Requirement: Drop all images and give the records again exactly.

[Recorded data]

_ _ _ _ _ _ _

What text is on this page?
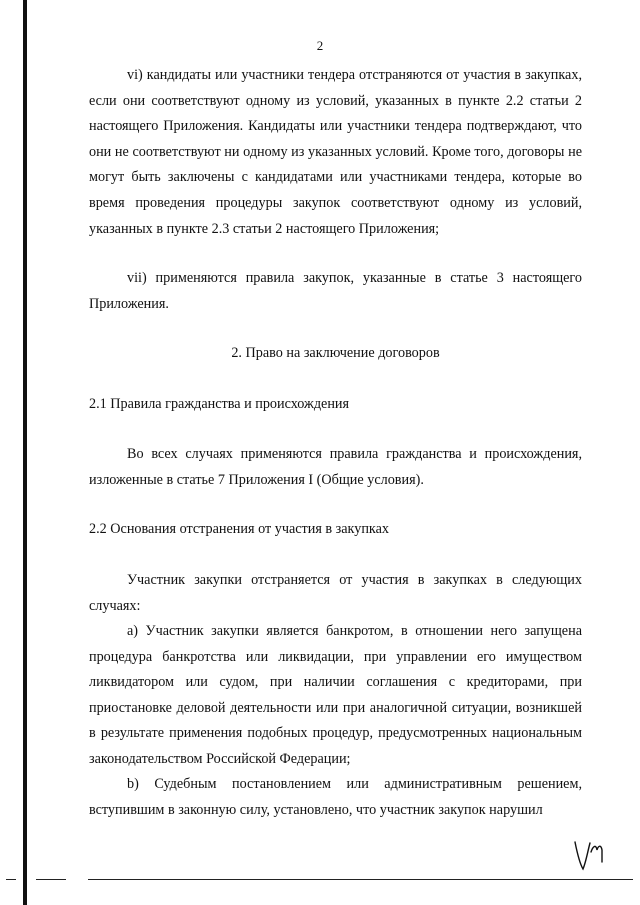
2

vi) кандидаты или участники тендера отстраняются от участия в закупках, если они соответствуют одному из условий, указанных в пункте 2.2 статьи 2 настоящего Приложения. Кандидаты или участники тендера подтверждают, что они не соответствуют ни одному из указанных условий. Кроме того, договоры не могут быть заключены с кандидатами или участниками тендера, которые во время проведения процедуры закупок соответствуют одному из условий, указанных в пункте 2.3 статьи 2 настоящего Приложения;

vii) применяются правила закупок, указанные в статье 3 настоящего Приложения.

2. Право на заключение договоров

2.1 Правила гражданства и происхождения

Во всех случаях применяются правила гражданства и происхождения, изложенные в статье 7 Приложения I (Общие условия).

2.2 Основания отстранения от участия в закупках

Участник закупки отстраняется от участия в закупках в следующих случаях:

a) Участник закупки является банкротом, в отношении него запущена процедура банкротства или ликвидации, при управлении его имуществом ликвидатором или судом, при наличии соглашения с кредиторами, при приостановке деловой деятельности или при аналогичной ситуации, возникшей в результате применения подобных процедур, предусмотренных национальным законодательством Российской Федерации;

b) Судебным постановлением или административным решением, вступившим в законную силу, установлено, что участник закупок нарушил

_ _ _ _ _ _ _

Exercise response:
What text is on this page?
2

vi) кандидаты или участники тендера отстраняются от участия в закупках, если они соответствуют одному из условий, указанных в пункте 2.2 статьи 2 настоящего Приложения. Кандидаты или участники тендера подтверждают, что они не соответствуют ни одному из указанных условий. Кроме того, договоры не могут быть заключены с кандидатами или участниками тендера, которые во время проведения процедуры закупок соответствуют одному из условий, указанных в пункте 2.3 статьи 2 настоящего Приложения;

vii) применяются правила закупок, указанные в статье 3 настоящего Приложения.

2. Право на заключение договоров

2.1 Правила гражданства и происхождения

Во всех случаях применяются правила гражданства и происхождения, изложенные в статье 7 Приложения I (Общие условия).

2.2 Основания отстранения от участия в закупках

Участник закупки отстраняется от участия в закупках в следующих случаях:

a) Участник закупки является банкротом, в отношении него запущена процедура банкротства или ликвидации, при управлении его имуществом ликвидатором или судом, при наличии соглашения с кредиторами, при приостановке деловой деятельности или при аналогичной ситуации, возникшей в результате применения подобных процедур, предусмотренных национальным законодательством Российской Федерации;

b) Судебным постановлением или административным решением, вступившим в законную силу, установлено, что участник закупок нарушил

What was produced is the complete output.